AIM
Copy out exactly the lines running from the one with "What text is on this page?" through the final line, both ends included, and nothing else. Pictures stay out of the copy.

[Records from a dataset]
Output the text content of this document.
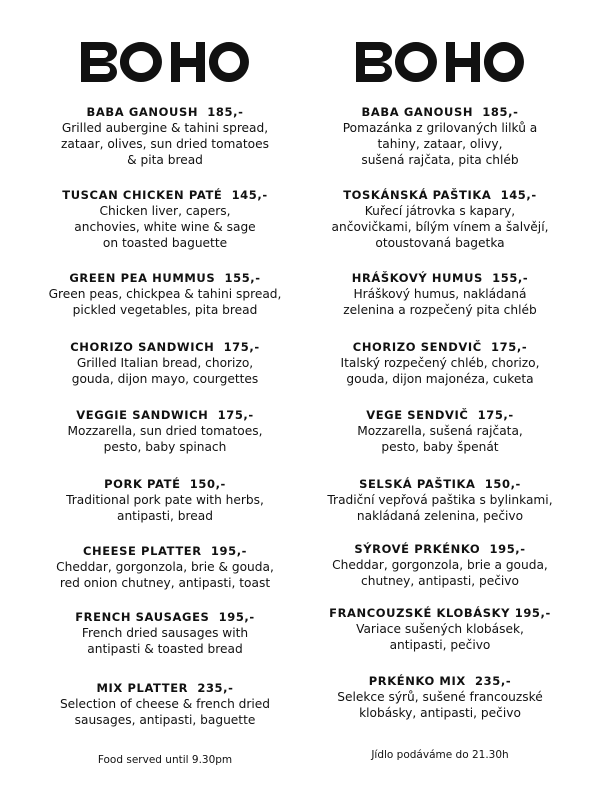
BABA GANOUSH 185,-
Grilled aubergine & tahini spread,
zataar, olives, sun dried tomatoes
& pita bread
TUSCAN CHICKEN PATÉ 145,-
Chicken liver, capers,
anchovies, white wine & sage
on toasted baguette
GREEN PEA HUMMUS 155,-
Green peas, chickpea & tahini spread,
pickled vegetables, pita bread
CHORIZO SANDWICH 175,-
Grilled Italian bread, chorizo,
gouda, dijon mayo, courgettes
VEGGIE SANDWICH 175,-
Mozzarella, sun dried tomatoes,
pesto, baby spinach
PORK PATÉ 150,-
Traditional pork pate with herbs,
antipasti, bread
CHEESE PLATTER 195,-
Cheddar, gorgonzola, brie & gouda,
red onion chutney, antipasti, toast
FRENCH SAUSAGES 195,-
French dried sausages with
antipasti & toasted bread
MIX PLATTER 235,-
Selection of cheese & french dried
sausages, antipasti, baguette
Food served until 9.30pm
BABA GANOUSH 185,-
Pomazánka z grilovaných lilků a
tahiny, zataar, olivy,
sušená rajčata, pita chléb
TOSKÁNSKÁ PAŠTIKA 145,-
Kuřecí játrovka s kapary,
ančovičkami, bílým vínem a šalvějí,
otoustovaná bagetka
HRÁŠKOVÝ HUMUS 155,-
Hráškový humus, nakládaná
zelenina a rozpečený pita chléb
CHORIZO SENDVIČ 175,-
Italský rozpečený chléb, chorizo,
gouda, dijon majonéza, cuketa
VEGE SENDVIČ 175,-
Mozzarella, sušená rajčata,
pesto, baby špenát
SELSKÁ PAŠTIKA 150,-
Tradiční vepřová paštika s bylinkami,
nakládaná zelenina, pečivo
SÝROVÉ PRKÉNKO 195,-
Cheddar, gorgonzola, brie a gouda,
chutney, antipasti, pečivo
FRANCOUZSKÉ KLOBÁSKY 195,-
Variace sušených klobásek,
antipasti, pečivo
PRKÉNKO MIX 235,-
Selekce sýrů, sušené francouzské
klobásky, antipasti, pečivo
Jídlo podáváme do 21.30h
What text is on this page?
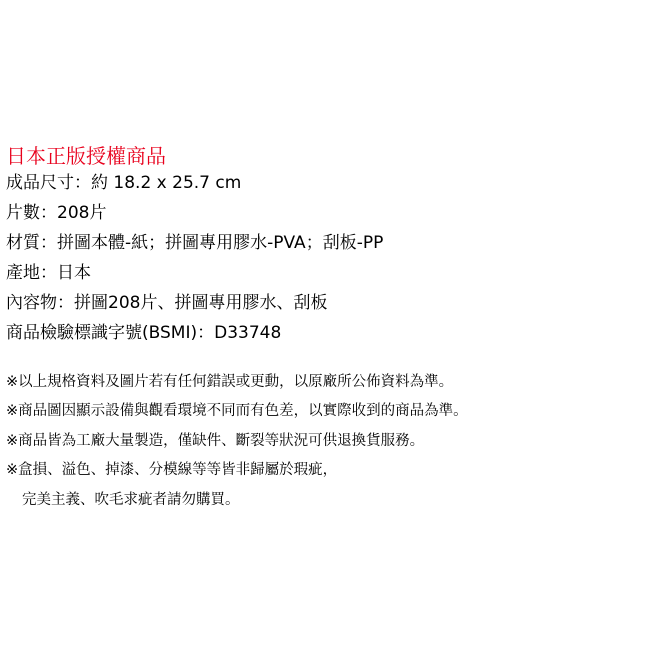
日本正版授權商品
成品尺寸：約 18.2 x 25.7 cm
片數：208片
材質：拼圖本體-紙；拼圖專用膠水-PVA；刮板-PP
產地：日本
內容物：拼圖208片、拼圖專用膠水、刮板
商品檢驗標識字號(BSMI)：D33748
※以上規格資料及圖片若有任何錯誤或更動，以原廠所公佈資料為準。
※商品圖因顯示設備與觀看環境不同而有色差，以實際收到的商品為準。
※商品皆為工廠大量製造，僅缺件、斷裂等狀況可供退換貨服務。
※盒損、溢色、掉漆、分模線等等皆非歸屬於瑕疵，
完美主義、吹毛求疵者請勿購買。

EXERCISE ANSWER
What text is on this page?
日本正版授權商品
成品尺寸：約 18.2 x 25.7 cm
片數：208片
材質：拼圖本體-紙；拼圖專用膠水-PVA；刮板-PP
產地：日本
內容物：拼圖208片、拼圖專用膠水、刮板
商品檢驗標識字號(BSMI)：D33748
※以上規格資料及圖片若有任何錯誤或更動，以原廠所公佈資料為準。
※商品圖因顯示設備與觀看環境不同而有色差，以實際收到的商品為準。
※商品皆為工廠大量製造，僅缺件、斷裂等狀況可供退換貨服務。
※盒損、溢色、掉漆、分模線等等皆非歸屬於瑕疵，
完美主義、吹毛求疵者請勿購買。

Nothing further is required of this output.